# EXERCISE PROMPT
Make an exact copy of all the entries below, with the pictures left out.

# DATA PROVIDED

· · ·

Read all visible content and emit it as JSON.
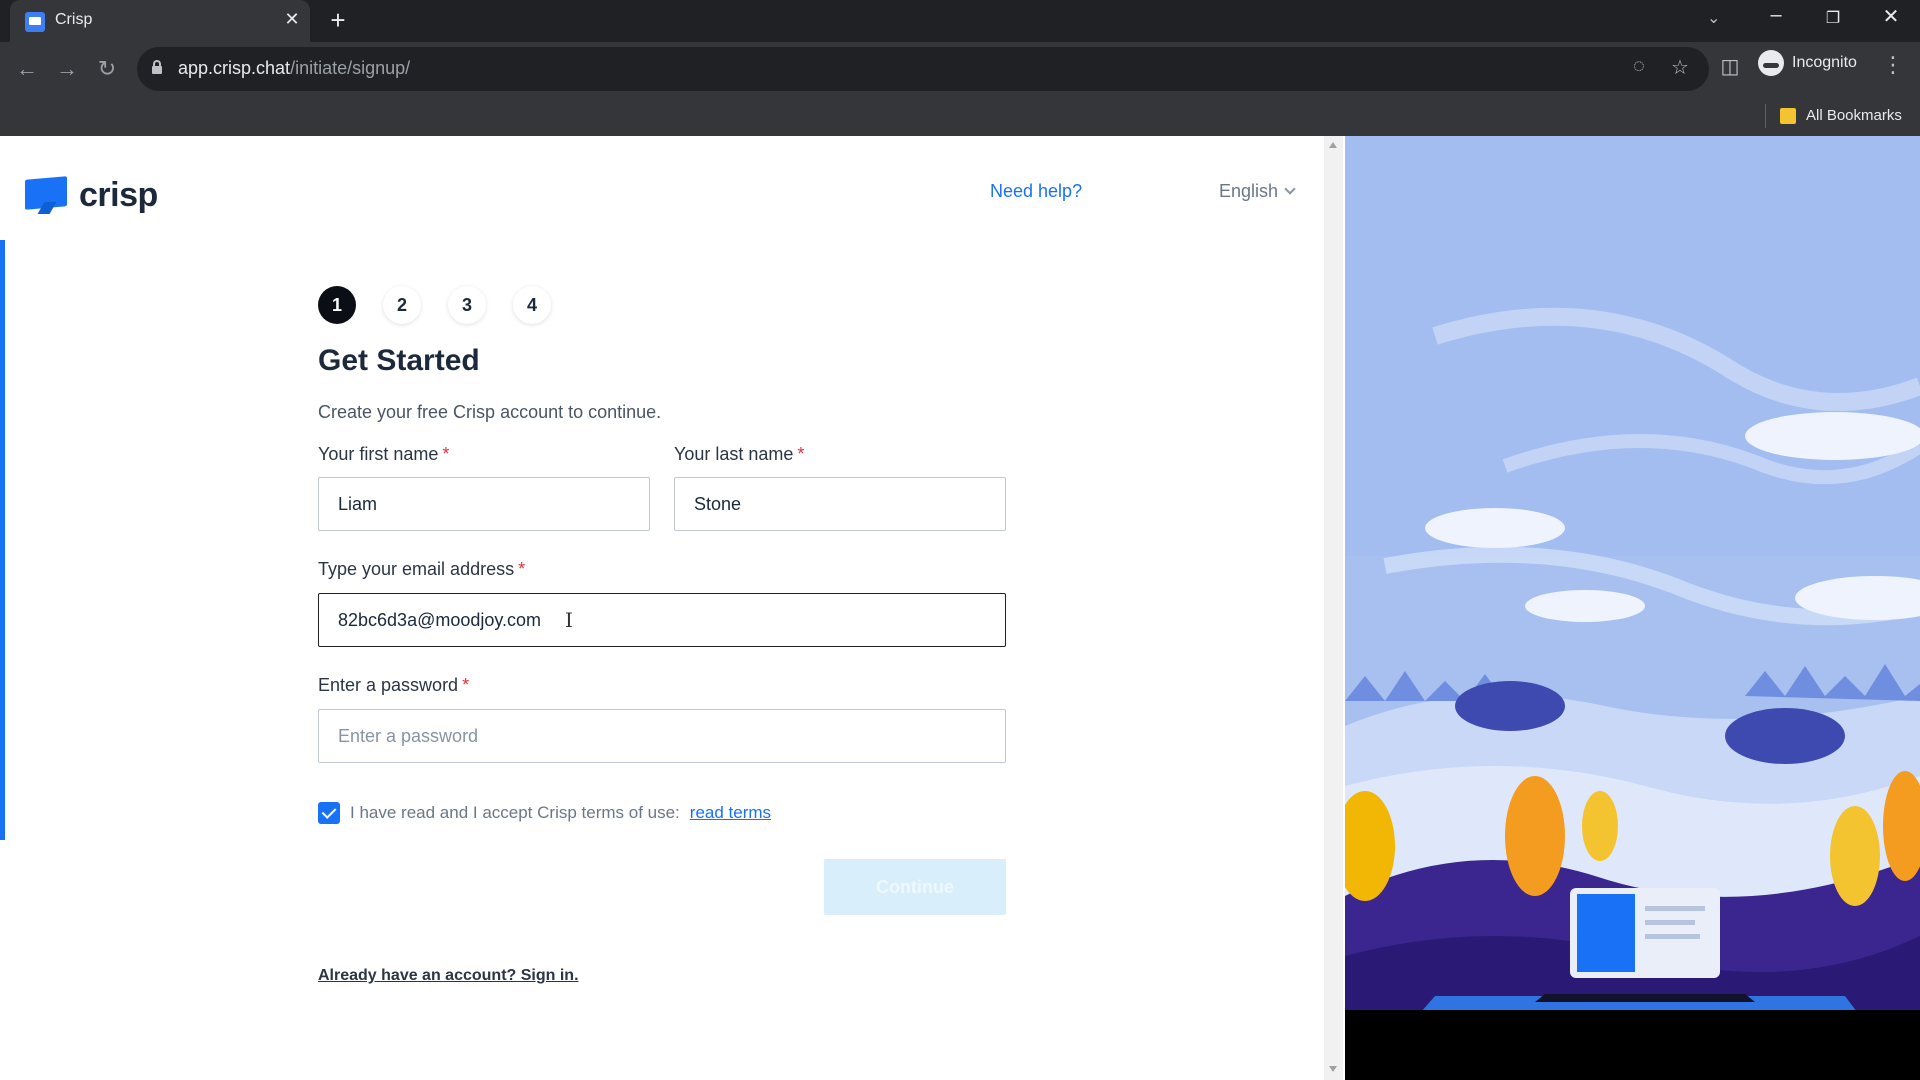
{
  "browser": {
    "tab_title": "Crisp",
    "tab_close": "✕",
    "new_tab": "+",
    "url_domain": "app.crisp.chat",
    "url_path": "/initiate/signup/",
    "profile_label": "Incognito",
    "bookmarks_label": "All Bookmarks",
    "icons": [
      "back-icon",
      "forward-icon",
      "reload-icon",
      "lock-icon",
      "eye-off-icon",
      "star-icon",
      "sidebar-icon",
      "incognito-icon",
      "menu-icon",
      "folder-icon"
    ]
  },
  "header": {
    "logo_text": "crisp",
    "help_link": "Need help?",
    "language": "English"
  },
  "steps": [
    "1",
    "2",
    "3",
    "4"
  ],
  "active_step": 1,
  "form": {
    "heading": "Get Started",
    "subtitle": "Create your free Crisp account to continue.",
    "required_mark": "*",
    "first_name": {
      "label": "Your first name",
      "value": "Liam"
    },
    "last_name": {
      "label": "Your last name",
      "value": "Stone"
    },
    "email": {
      "label": "Type your email address",
      "value": "82bc6d3a@moodjoy.com"
    },
    "password": {
      "label": "Enter a password",
      "placeholder": "Enter a password",
      "value": ""
    },
    "terms_checked": true,
    "terms_text": "I have read and I accept Crisp terms of use:",
    "terms_link": "read terms",
    "continue_label": "Continue",
    "signin_link": "Already have an account? Sign in."
  },
  "colors": {
    "accent": "#1972f5",
    "heading": "#1c293b",
    "required": "#e1303b",
    "button_disabled": "#d8eefb"
  }
}
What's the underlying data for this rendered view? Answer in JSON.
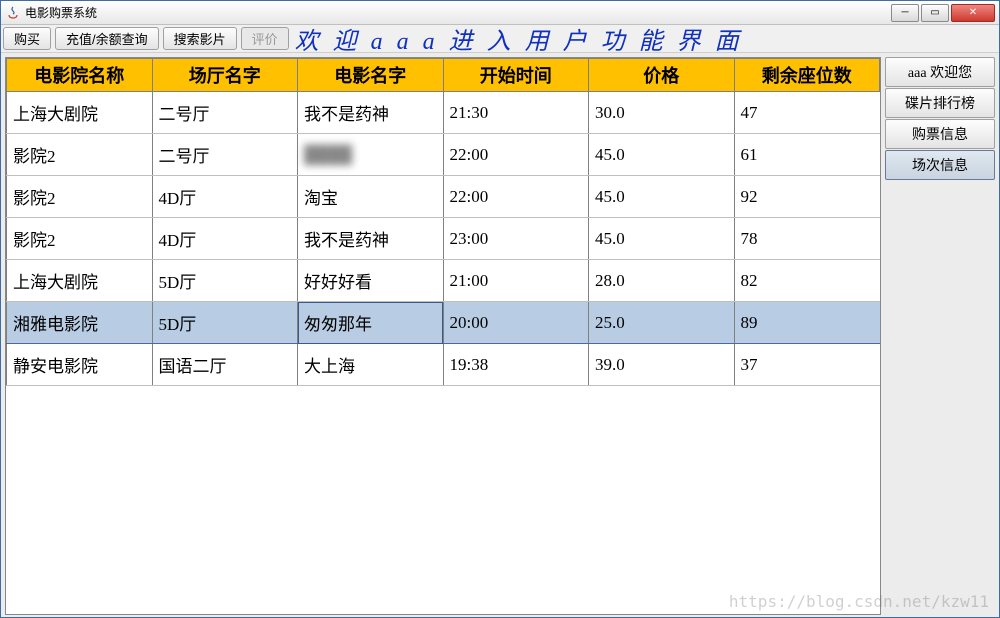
{
  "window": {
    "title": "电影购票系统"
  },
  "toolbar": {
    "buy": "购买",
    "recharge": "充值/余额查询",
    "search": "搜索影片",
    "review": "评价"
  },
  "banner": "欢迎aaa进入用户功能界面",
  "table": {
    "headers": [
      "电影院名称",
      "场厅名字",
      "电影名字",
      "开始时间",
      "价格",
      "剩余座位数"
    ],
    "rows": [
      {
        "cinema": "上海大剧院",
        "hall": "二号厅",
        "movie": "我不是药神",
        "start": "21:30",
        "price": "30.0",
        "seats": "47"
      },
      {
        "cinema": "影院2",
        "hall": "二号厅",
        "movie": "████",
        "start": "22:00",
        "price": "45.0",
        "seats": "61",
        "blur": true
      },
      {
        "cinema": "影院2",
        "hall": "4D厅",
        "movie": "淘宝",
        "start": "22:00",
        "price": "45.0",
        "seats": "92"
      },
      {
        "cinema": "影院2",
        "hall": "4D厅",
        "movie": "我不是药神",
        "start": "23:00",
        "price": "45.0",
        "seats": "78"
      },
      {
        "cinema": "上海大剧院",
        "hall": "5D厅",
        "movie": "好好好看",
        "start": "21:00",
        "price": "28.0",
        "seats": "82"
      },
      {
        "cinema": "湘雅电影院",
        "hall": "5D厅",
        "movie": "匆匆那年",
        "start": "20:00",
        "price": "25.0",
        "seats": "89",
        "selected": true
      },
      {
        "cinema": "静安电影院",
        "hall": "国语二厅",
        "movie": "大上海",
        "start": "19:38",
        "price": "39.0",
        "seats": "37"
      }
    ]
  },
  "sidebar": {
    "items": [
      {
        "label": "aaa 欢迎您"
      },
      {
        "label": "碟片排行榜"
      },
      {
        "label": "购票信息"
      },
      {
        "label": "场次信息",
        "active": true
      }
    ]
  },
  "watermark": "https://blog.csdn.net/kzw11"
}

· · ·

# ANSWER TO THE TASK
Read all visible content and emit it as JSON.
{
  "browser": {
    "tab_title": "Crisp",
    "tab_close": "✕",
    "new_tab": "+",
    "url_domain": "app.crisp.chat",
    "url_path": "/initiate/signup/",
    "profile_label": "Incognito",
    "bookmarks_label": "All Bookmarks",
    "icons": [
      "back-icon",
      "forward-icon",
      "reload-icon",
      "lock-icon",
      "eye-off-icon",
      "star-icon",
      "sidebar-icon",
      "incognito-icon",
      "menu-icon",
      "folder-icon"
    ]
  },
  "header": {
    "logo_text": "crisp",
    "help_link": "Need help?",
    "language": "English"
  },
  "steps": [
    "1",
    "2",
    "3",
    "4"
  ],
  "active_step": 1,
  "form": {
    "heading": "Get Started",
    "subtitle": "Create your free Crisp account to continue.",
    "required_mark": "*",
    "first_name": {
      "label": "Your first name",
      "value": "Liam"
    },
    "last_name": {
      "label": "Your last name",
      "value": "Stone"
    },
    "email": {
      "label": "Type your email address",
      "value": "82bc6d3a@moodjoy.com"
    },
    "password": {
      "label": "Enter a password",
      "placeholder": "Enter a password",
      "value": ""
    },
    "terms_checked": true,
    "terms_text": "I have read and I accept Crisp terms of use:",
    "terms_link": "read terms",
    "continue_label": "Continue",
    "signin_link": "Already have an account? Sign in."
  },
  "colors": {
    "accent": "#1972f5",
    "heading": "#1c293b",
    "required": "#e1303b",
    "button_disabled": "#d8eefb"
  }
}
What's the underlying data for this rendered view? Answer in JSON.
{
  "window": {
    "title": "电影购票系统"
  },
  "toolbar": {
    "buy": "购买",
    "recharge": "充值/余额查询",
    "search": "搜索影片",
    "review": "评价"
  },
  "banner": "欢迎aaa进入用户功能界面",
  "table": {
    "headers": [
      "电影院名称",
      "场厅名字",
      "电影名字",
      "开始时间",
      "价格",
      "剩余座位数"
    ],
    "rows": [
      {
        "cinema": "上海大剧院",
        "hall": "二号厅",
        "movie": "我不是药神",
        "start": "21:30",
        "price": "30.0",
        "seats": "47"
      },
      {
        "cinema": "影院2",
        "hall": "二号厅",
        "movie": "████",
        "start": "22:00",
        "price": "45.0",
        "seats": "61",
        "blur": true
      },
      {
        "cinema": "影院2",
        "hall": "4D厅",
        "movie": "淘宝",
        "start": "22:00",
        "price": "45.0",
        "seats": "92"
      },
      {
        "cinema": "影院2",
        "hall": "4D厅",
        "movie": "我不是药神",
        "start": "23:00",
        "price": "45.0",
        "seats": "78"
      },
      {
        "cinema": "上海大剧院",
        "hall": "5D厅",
        "movie": "好好好看",
        "start": "21:00",
        "price": "28.0",
        "seats": "82"
      },
      {
        "cinema": "湘雅电影院",
        "hall": "5D厅",
        "movie": "匆匆那年",
        "start": "20:00",
        "price": "25.0",
        "seats": "89",
        "selected": true
      },
      {
        "cinema": "静安电影院",
        "hall": "国语二厅",
        "movie": "大上海",
        "start": "19:38",
        "price": "39.0",
        "seats": "37"
      }
    ]
  },
  "sidebar": {
    "items": [
      {
        "label": "aaa 欢迎您"
      },
      {
        "label": "碟片排行榜"
      },
      {
        "label": "购票信息"
      },
      {
        "label": "场次信息",
        "active": true
      }
    ]
  },
  "watermark": "https://blog.csdn.net/kzw11"
}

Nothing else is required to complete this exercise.